• Aim of the exercise
Write down every entry below once more, exactly.

• Data in this exercise
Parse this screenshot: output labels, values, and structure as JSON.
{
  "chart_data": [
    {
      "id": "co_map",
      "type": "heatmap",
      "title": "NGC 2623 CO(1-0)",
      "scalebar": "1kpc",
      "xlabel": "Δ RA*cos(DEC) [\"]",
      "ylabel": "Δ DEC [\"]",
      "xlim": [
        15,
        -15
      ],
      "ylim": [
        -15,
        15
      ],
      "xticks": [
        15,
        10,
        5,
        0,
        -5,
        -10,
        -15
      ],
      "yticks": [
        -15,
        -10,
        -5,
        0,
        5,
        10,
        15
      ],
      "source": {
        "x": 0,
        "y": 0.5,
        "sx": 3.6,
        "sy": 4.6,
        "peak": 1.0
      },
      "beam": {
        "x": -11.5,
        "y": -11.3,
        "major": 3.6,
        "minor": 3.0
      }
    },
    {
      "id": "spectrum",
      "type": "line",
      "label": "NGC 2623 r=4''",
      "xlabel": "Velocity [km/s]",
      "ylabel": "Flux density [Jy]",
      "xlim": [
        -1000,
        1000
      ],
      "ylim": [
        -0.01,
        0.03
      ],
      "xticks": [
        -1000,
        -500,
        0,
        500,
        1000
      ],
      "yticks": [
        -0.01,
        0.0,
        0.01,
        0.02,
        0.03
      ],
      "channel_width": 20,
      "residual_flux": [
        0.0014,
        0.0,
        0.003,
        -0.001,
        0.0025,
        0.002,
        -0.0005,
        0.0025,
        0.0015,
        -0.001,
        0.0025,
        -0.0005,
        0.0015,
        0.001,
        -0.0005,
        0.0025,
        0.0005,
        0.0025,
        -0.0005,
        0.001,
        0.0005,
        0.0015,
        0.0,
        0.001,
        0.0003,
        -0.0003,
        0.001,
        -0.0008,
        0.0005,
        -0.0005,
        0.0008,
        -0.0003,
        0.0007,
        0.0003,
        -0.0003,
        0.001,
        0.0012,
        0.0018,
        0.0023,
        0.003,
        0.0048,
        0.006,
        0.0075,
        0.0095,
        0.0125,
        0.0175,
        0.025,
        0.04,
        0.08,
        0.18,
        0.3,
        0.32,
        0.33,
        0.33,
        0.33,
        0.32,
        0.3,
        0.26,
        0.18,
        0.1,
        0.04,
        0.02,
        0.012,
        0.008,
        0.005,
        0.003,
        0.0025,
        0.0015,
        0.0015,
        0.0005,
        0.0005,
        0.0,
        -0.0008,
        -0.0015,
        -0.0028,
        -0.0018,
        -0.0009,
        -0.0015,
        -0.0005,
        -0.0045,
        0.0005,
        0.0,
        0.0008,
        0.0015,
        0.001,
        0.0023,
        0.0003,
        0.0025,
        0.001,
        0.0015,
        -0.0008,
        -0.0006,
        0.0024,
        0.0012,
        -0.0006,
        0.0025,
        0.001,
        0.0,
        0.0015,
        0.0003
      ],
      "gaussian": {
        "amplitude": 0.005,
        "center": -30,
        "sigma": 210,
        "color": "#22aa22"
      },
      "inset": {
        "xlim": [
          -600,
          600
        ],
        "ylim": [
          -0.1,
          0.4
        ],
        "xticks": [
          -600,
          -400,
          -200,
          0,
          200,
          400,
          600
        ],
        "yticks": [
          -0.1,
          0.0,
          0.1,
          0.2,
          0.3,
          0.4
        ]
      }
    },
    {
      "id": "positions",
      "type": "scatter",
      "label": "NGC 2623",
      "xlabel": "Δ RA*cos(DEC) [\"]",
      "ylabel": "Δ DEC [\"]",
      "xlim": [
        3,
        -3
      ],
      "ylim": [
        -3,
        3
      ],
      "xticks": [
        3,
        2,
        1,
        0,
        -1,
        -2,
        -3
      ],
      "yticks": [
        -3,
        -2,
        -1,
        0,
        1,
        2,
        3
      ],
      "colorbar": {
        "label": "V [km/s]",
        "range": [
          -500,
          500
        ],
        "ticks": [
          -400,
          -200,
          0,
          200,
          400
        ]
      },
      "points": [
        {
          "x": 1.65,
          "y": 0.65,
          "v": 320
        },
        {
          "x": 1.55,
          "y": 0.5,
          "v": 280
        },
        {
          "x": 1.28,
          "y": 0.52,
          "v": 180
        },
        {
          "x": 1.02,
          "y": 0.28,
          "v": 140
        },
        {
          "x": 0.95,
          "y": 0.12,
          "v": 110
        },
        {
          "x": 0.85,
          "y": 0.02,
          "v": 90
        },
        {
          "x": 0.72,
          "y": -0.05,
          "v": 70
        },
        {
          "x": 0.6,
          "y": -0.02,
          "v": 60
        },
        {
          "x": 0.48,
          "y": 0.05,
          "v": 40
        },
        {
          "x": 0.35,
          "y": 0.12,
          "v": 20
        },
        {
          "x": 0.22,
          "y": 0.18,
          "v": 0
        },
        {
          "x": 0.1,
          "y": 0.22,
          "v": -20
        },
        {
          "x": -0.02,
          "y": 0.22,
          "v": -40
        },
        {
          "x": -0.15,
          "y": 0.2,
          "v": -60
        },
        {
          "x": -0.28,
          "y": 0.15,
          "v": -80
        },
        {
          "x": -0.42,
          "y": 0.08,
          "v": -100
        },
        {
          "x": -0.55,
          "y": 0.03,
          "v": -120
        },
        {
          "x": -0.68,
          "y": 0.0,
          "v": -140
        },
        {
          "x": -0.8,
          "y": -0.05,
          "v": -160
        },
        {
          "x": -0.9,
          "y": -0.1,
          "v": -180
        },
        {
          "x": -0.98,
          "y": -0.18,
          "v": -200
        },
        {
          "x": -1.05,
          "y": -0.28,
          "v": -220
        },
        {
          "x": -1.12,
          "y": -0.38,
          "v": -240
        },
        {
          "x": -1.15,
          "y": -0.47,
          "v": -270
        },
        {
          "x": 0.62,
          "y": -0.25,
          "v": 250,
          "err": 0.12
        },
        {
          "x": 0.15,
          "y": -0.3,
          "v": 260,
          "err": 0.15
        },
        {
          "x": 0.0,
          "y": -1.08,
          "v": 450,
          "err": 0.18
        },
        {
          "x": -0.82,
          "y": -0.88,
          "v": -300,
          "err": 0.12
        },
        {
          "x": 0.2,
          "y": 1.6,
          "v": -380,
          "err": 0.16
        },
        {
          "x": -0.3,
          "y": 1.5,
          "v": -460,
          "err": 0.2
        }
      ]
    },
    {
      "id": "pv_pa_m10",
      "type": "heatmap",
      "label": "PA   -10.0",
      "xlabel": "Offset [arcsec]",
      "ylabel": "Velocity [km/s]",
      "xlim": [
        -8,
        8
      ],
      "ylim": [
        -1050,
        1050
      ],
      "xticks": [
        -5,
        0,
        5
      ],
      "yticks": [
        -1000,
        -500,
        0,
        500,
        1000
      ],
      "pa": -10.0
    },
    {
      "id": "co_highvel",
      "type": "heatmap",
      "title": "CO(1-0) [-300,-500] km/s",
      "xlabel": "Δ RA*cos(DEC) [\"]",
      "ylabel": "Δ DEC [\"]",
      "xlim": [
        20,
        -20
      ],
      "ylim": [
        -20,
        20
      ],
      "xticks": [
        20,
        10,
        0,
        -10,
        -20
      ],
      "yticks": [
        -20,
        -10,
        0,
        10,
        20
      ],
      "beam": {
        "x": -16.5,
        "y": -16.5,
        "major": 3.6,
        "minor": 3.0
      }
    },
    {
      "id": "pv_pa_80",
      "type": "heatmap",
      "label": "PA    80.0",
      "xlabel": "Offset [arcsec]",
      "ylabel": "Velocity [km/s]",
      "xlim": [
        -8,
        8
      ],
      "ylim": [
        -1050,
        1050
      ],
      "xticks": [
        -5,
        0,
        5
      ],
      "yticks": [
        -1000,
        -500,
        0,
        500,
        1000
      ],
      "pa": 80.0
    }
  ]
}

• Exercise output
Parse this screenshot: output labels, values, and structure as JSON.
{
  "chart_data": [
    {
      "id": "co_map",
      "type": "heatmap",
      "title": "NGC 2623 CO(1-0)",
      "scalebar": "1kpc",
      "xlabel": "Δ RA*cos(DEC) [\"]",
      "ylabel": "Δ DEC [\"]",
      "xlim": [
        15,
        -15
      ],
      "ylim": [
        -15,
        15
      ],
      "xticks": [
        15,
        10,
        5,
        0,
        -5,
        -10,
        -15
      ],
      "yticks": [
        -15,
        -10,
        -5,
        0,
        5,
        10,
        15
      ],
      "source": {
        "x": 0,
        "y": 0.5,
        "sx": 3.6,
        "sy": 4.6,
        "peak": 1.0
      },
      "beam": {
        "x": -11.5,
        "y": -11.3,
        "major": 3.6,
        "minor": 3.0
      }
    },
    {
      "id": "spectrum",
      "type": "line",
      "label": "NGC 2623 r=4''",
      "xlabel": "Velocity [km/s]",
      "ylabel": "Flux density [Jy]",
      "xlim": [
        -1000,
        1000
      ],
      "ylim": [
        -0.01,
        0.03
      ],
      "xticks": [
        -1000,
        -500,
        0,
        500,
        1000
      ],
      "yticks": [
        -0.01,
        0.0,
        0.01,
        0.02,
        0.03
      ],
      "channel_width": 20,
      "residual_flux": [
        0.0014,
        0.0,
        0.003,
        -0.001,
        0.0025,
        0.002,
        -0.0005,
        0.0025,
        0.0015,
        -0.001,
        0.0025,
        -0.0005,
        0.0015,
        0.001,
        -0.0005,
        0.0025,
        0.0005,
        0.0025,
        -0.0005,
        0.001,
        0.0005,
        0.0015,
        0.0,
        0.001,
        0.0003,
        -0.0003,
        0.001,
        -0.0008,
        0.0005,
        -0.0005,
        0.0008,
        -0.0003,
        0.0007,
        0.0003,
        -0.0003,
        0.001,
        0.0012,
        0.0018,
        0.0023,
        0.003,
        0.0048,
        0.006,
        0.0075,
        0.0095,
        0.0125,
        0.0175,
        0.025,
        0.04,
        0.08,
        0.18,
        0.3,
        0.32,
        0.33,
        0.33,
        0.33,
        0.32,
        0.3,
        0.26,
        0.18,
        0.1,
        0.04,
        0.02,
        0.012,
        0.008,
        0.005,
        0.003,
        0.0025,
        0.0015,
        0.0015,
        0.0005,
        0.0005,
        0.0,
        -0.0008,
        -0.0015,
        -0.0028,
        -0.0018,
        -0.0009,
        -0.0015,
        -0.0005,
        -0.0045,
        0.0005,
        0.0,
        0.0008,
        0.0015,
        0.001,
        0.0023,
        0.0003,
        0.0025,
        0.001,
        0.0015,
        -0.0008,
        -0.0006,
        0.0024,
        0.0012,
        -0.0006,
        0.0025,
        0.001,
        0.0,
        0.0015,
        0.0003
      ],
      "gaussian": {
        "amplitude": 0.005,
        "center": -30,
        "sigma": 210,
        "color": "#22aa22"
      },
      "inset": {
        "xlim": [
          -600,
          600
        ],
        "ylim": [
          -0.1,
          0.4
        ],
        "xticks": [
          -600,
          -400,
          -200,
          0,
          200,
          400,
          600
        ],
        "yticks": [
          -0.1,
          0.0,
          0.1,
          0.2,
          0.3,
          0.4
        ]
      }
    },
    {
      "id": "positions",
      "type": "scatter",
      "label": "NGC 2623",
      "xlabel": "Δ RA*cos(DEC) [\"]",
      "ylabel": "Δ DEC [\"]",
      "xlim": [
        3,
        -3
      ],
      "ylim": [
        -3,
        3
      ],
      "xticks": [
        3,
        2,
        1,
        0,
        -1,
        -2,
        -3
      ],
      "yticks": [
        -3,
        -2,
        -1,
        0,
        1,
        2,
        3
      ],
      "colorbar": {
        "label": "V [km/s]",
        "range": [
          -500,
          500
        ],
        "ticks": [
          -400,
          -200,
          0,
          200,
          400
        ]
      },
      "points": [
        {
          "x": 1.65,
          "y": 0.65,
          "v": 320
        },
        {
          "x": 1.55,
          "y": 0.5,
          "v": 280
        },
        {
          "x": 1.28,
          "y": 0.52,
          "v": 180
        },
        {
          "x": 1.02,
          "y": 0.28,
          "v": 140
        },
        {
          "x": 0.95,
          "y": 0.12,
          "v": 110
        },
        {
          "x": 0.85,
          "y": 0.02,
          "v": 90
        },
        {
          "x": 0.72,
          "y": -0.05,
          "v": 70
        },
        {
          "x": 0.6,
          "y": -0.02,
          "v": 60
        },
        {
          "x": 0.48,
          "y": 0.05,
          "v": 40
        },
        {
          "x": 0.35,
          "y": 0.12,
          "v": 20
        },
        {
          "x": 0.22,
          "y": 0.18,
          "v": 0
        },
        {
          "x": 0.1,
          "y": 0.22,
          "v": -20
        },
        {
          "x": -0.02,
          "y": 0.22,
          "v": -40
        },
        {
          "x": -0.15,
          "y": 0.2,
          "v": -60
        },
        {
          "x": -0.28,
          "y": 0.15,
          "v": -80
        },
        {
          "x": -0.42,
          "y": 0.08,
          "v": -100
        },
        {
          "x": -0.55,
          "y": 0.03,
          "v": -120
        },
        {
          "x": -0.68,
          "y": 0.0,
          "v": -140
        },
        {
          "x": -0.8,
          "y": -0.05,
          "v": -160
        },
        {
          "x": -0.9,
          "y": -0.1,
          "v": -180
        },
        {
          "x": -0.98,
          "y": -0.18,
          "v": -200
        },
        {
          "x": -1.05,
          "y": -0.28,
          "v": -220
        },
        {
          "x": -1.12,
          "y": -0.38,
          "v": -240
        },
        {
          "x": -1.15,
          "y": -0.47,
          "v": -270
        },
        {
          "x": 0.62,
          "y": -0.25,
          "v": 250,
          "err": 0.12
        },
        {
          "x": 0.15,
          "y": -0.3,
          "v": 260,
          "err": 0.15
        },
        {
          "x": 0.0,
          "y": -1.08,
          "v": 450,
          "err": 0.18
        },
        {
          "x": -0.82,
          "y": -0.88,
          "v": -300,
          "err": 0.12
        },
        {
          "x": 0.2,
          "y": 1.6,
          "v": -380,
          "err": 0.16
        },
        {
          "x": -0.3,
          "y": 1.5,
          "v": -460,
          "err": 0.2
        }
      ]
    },
    {
      "id": "pv_pa_m10",
      "type": "heatmap",
      "label": "PA   -10.0",
      "xlabel": "Offset [arcsec]",
      "ylabel": "Velocity [km/s]",
      "xlim": [
        -8,
        8
      ],
      "ylim": [
        -1050,
        1050
      ],
      "xticks": [
        -5,
        0,
        5
      ],
      "yticks": [
        -1000,
        -500,
        0,
        500,
        1000
      ],
      "pa": -10.0
    },
    {
      "id": "co_highvel",
      "type": "heatmap",
      "title": "CO(1-0) [-300,-500] km/s",
      "xlabel": "Δ RA*cos(DEC) [\"]",
      "ylabel": "Δ DEC [\"]",
      "xlim": [
        20,
        -20
      ],
      "ylim": [
        -20,
        20
      ],
      "xticks": [
        20,
        10,
        0,
        -10,
        -20
      ],
      "yticks": [
        -20,
        -10,
        0,
        10,
        20
      ],
      "beam": {
        "x": -16.5,
        "y": -16.5,
        "major": 3.6,
        "minor": 3.0
      }
    },
    {
      "id": "pv_pa_80",
      "type": "heatmap",
      "label": "PA    80.0",
      "xlabel": "Offset [arcsec]",
      "ylabel": "Velocity [km/s]",
      "xlim": [
        -8,
        8
      ],
      "ylim": [
        -1050,
        1050
      ],
      "xticks": [
        -5,
        0,
        5
      ],
      "yticks": [
        -1000,
        -500,
        0,
        500,
        1000
      ],
      "pa": 80.0
    }
  ]
}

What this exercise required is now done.